Restate all of the data exactly.
+++++
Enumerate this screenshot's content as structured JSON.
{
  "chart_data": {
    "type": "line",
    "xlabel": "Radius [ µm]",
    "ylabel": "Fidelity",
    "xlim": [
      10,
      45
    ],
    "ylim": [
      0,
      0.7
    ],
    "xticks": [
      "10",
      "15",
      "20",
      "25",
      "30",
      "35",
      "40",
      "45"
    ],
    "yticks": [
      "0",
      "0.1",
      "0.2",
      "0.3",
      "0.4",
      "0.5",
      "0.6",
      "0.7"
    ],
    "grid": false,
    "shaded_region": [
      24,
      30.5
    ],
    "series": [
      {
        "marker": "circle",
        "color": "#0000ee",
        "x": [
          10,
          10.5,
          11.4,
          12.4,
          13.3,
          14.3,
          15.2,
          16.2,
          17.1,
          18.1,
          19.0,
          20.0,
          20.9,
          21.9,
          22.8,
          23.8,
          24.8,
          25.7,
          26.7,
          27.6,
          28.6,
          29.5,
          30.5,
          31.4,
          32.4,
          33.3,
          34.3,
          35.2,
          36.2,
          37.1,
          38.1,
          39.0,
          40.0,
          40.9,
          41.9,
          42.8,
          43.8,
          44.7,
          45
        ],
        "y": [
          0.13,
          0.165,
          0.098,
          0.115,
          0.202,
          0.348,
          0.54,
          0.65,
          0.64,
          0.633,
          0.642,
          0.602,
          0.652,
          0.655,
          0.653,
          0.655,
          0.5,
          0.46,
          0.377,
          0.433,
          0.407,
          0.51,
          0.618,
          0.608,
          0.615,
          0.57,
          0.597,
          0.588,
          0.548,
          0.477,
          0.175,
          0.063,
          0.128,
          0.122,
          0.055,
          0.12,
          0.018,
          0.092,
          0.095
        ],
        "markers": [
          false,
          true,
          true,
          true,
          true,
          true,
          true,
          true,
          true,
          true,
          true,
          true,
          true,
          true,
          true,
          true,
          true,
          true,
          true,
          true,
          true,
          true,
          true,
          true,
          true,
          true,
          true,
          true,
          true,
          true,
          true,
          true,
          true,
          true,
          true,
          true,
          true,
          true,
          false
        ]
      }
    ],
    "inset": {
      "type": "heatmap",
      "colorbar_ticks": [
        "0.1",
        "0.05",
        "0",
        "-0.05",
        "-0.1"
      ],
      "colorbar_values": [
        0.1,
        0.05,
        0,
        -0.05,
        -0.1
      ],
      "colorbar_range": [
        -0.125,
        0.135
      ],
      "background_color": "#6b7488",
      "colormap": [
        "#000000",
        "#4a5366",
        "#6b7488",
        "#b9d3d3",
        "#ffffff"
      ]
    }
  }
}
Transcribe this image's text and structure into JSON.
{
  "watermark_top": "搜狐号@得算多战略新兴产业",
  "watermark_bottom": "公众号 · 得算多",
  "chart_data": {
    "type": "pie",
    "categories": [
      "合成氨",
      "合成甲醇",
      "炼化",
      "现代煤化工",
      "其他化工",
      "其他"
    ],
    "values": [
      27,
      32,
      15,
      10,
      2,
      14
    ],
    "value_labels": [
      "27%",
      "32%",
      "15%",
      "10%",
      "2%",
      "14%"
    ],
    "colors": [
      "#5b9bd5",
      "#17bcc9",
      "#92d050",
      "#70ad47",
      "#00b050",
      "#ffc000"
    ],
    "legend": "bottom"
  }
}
+++++
*SOLUTION TO THIS EXERCISE:*
Enumerate this screenshot's content as structured JSON.
{
  "chart_data": {
    "type": "line",
    "xlabel": "Radius [ µm]",
    "ylabel": "Fidelity",
    "xlim": [
      10,
      45
    ],
    "ylim": [
      0,
      0.7
    ],
    "xticks": [
      "10",
      "15",
      "20",
      "25",
      "30",
      "35",
      "40",
      "45"
    ],
    "yticks": [
      "0",
      "0.1",
      "0.2",
      "0.3",
      "0.4",
      "0.5",
      "0.6",
      "0.7"
    ],
    "grid": false,
    "shaded_region": [
      24,
      30.5
    ],
    "series": [
      {
        "marker": "circle",
        "color": "#0000ee",
        "x": [
          10,
          10.5,
          11.4,
          12.4,
          13.3,
          14.3,
          15.2,
          16.2,
          17.1,
          18.1,
          19.0,
          20.0,
          20.9,
          21.9,
          22.8,
          23.8,
          24.8,
          25.7,
          26.7,
          27.6,
          28.6,
          29.5,
          30.5,
          31.4,
          32.4,
          33.3,
          34.3,
          35.2,
          36.2,
          37.1,
          38.1,
          39.0,
          40.0,
          40.9,
          41.9,
          42.8,
          43.8,
          44.7,
          45
        ],
        "y": [
          0.13,
          0.165,
          0.098,
          0.115,
          0.202,
          0.348,
          0.54,
          0.65,
          0.64,
          0.633,
          0.642,
          0.602,
          0.652,
          0.655,
          0.653,
          0.655,
          0.5,
          0.46,
          0.377,
          0.433,
          0.407,
          0.51,
          0.618,
          0.608,
          0.615,
          0.57,
          0.597,
          0.588,
          0.548,
          0.477,
          0.175,
          0.063,
          0.128,
          0.122,
          0.055,
          0.12,
          0.018,
          0.092,
          0.095
        ],
        "markers": [
          false,
          true,
          true,
          true,
          true,
          true,
          true,
          true,
          true,
          true,
          true,
          true,
          true,
          true,
          true,
          true,
          true,
          true,
          true,
          true,
          true,
          true,
          true,
          true,
          true,
          true,
          true,
          true,
          true,
          true,
          true,
          true,
          true,
          true,
          true,
          true,
          true,
          true,
          false
        ]
      }
    ],
    "inset": {
      "type": "heatmap",
      "colorbar_ticks": [
        "0.1",
        "0.05",
        "0",
        "-0.05",
        "-0.1"
      ],
      "colorbar_values": [
        0.1,
        0.05,
        0,
        -0.05,
        -0.1
      ],
      "colorbar_range": [
        -0.125,
        0.135
      ],
      "background_color": "#6b7488",
      "colormap": [
        "#000000",
        "#4a5366",
        "#6b7488",
        "#b9d3d3",
        "#ffffff"
      ]
    }
  }
}
Transcribe this image's text and structure into JSON.
{
  "watermark_top": "搜狐号@得算多战略新兴产业",
  "watermark_bottom": "公众号 · 得算多",
  "chart_data": {
    "type": "pie",
    "categories": [
      "合成氨",
      "合成甲醇",
      "炼化",
      "现代煤化工",
      "其他化工",
      "其他"
    ],
    "values": [
      27,
      32,
      15,
      10,
      2,
      14
    ],
    "value_labels": [
      "27%",
      "32%",
      "15%",
      "10%",
      "2%",
      "14%"
    ],
    "colors": [
      "#5b9bd5",
      "#17bcc9",
      "#92d050",
      "#70ad47",
      "#00b050",
      "#ffc000"
    ],
    "legend": "bottom"
  }
}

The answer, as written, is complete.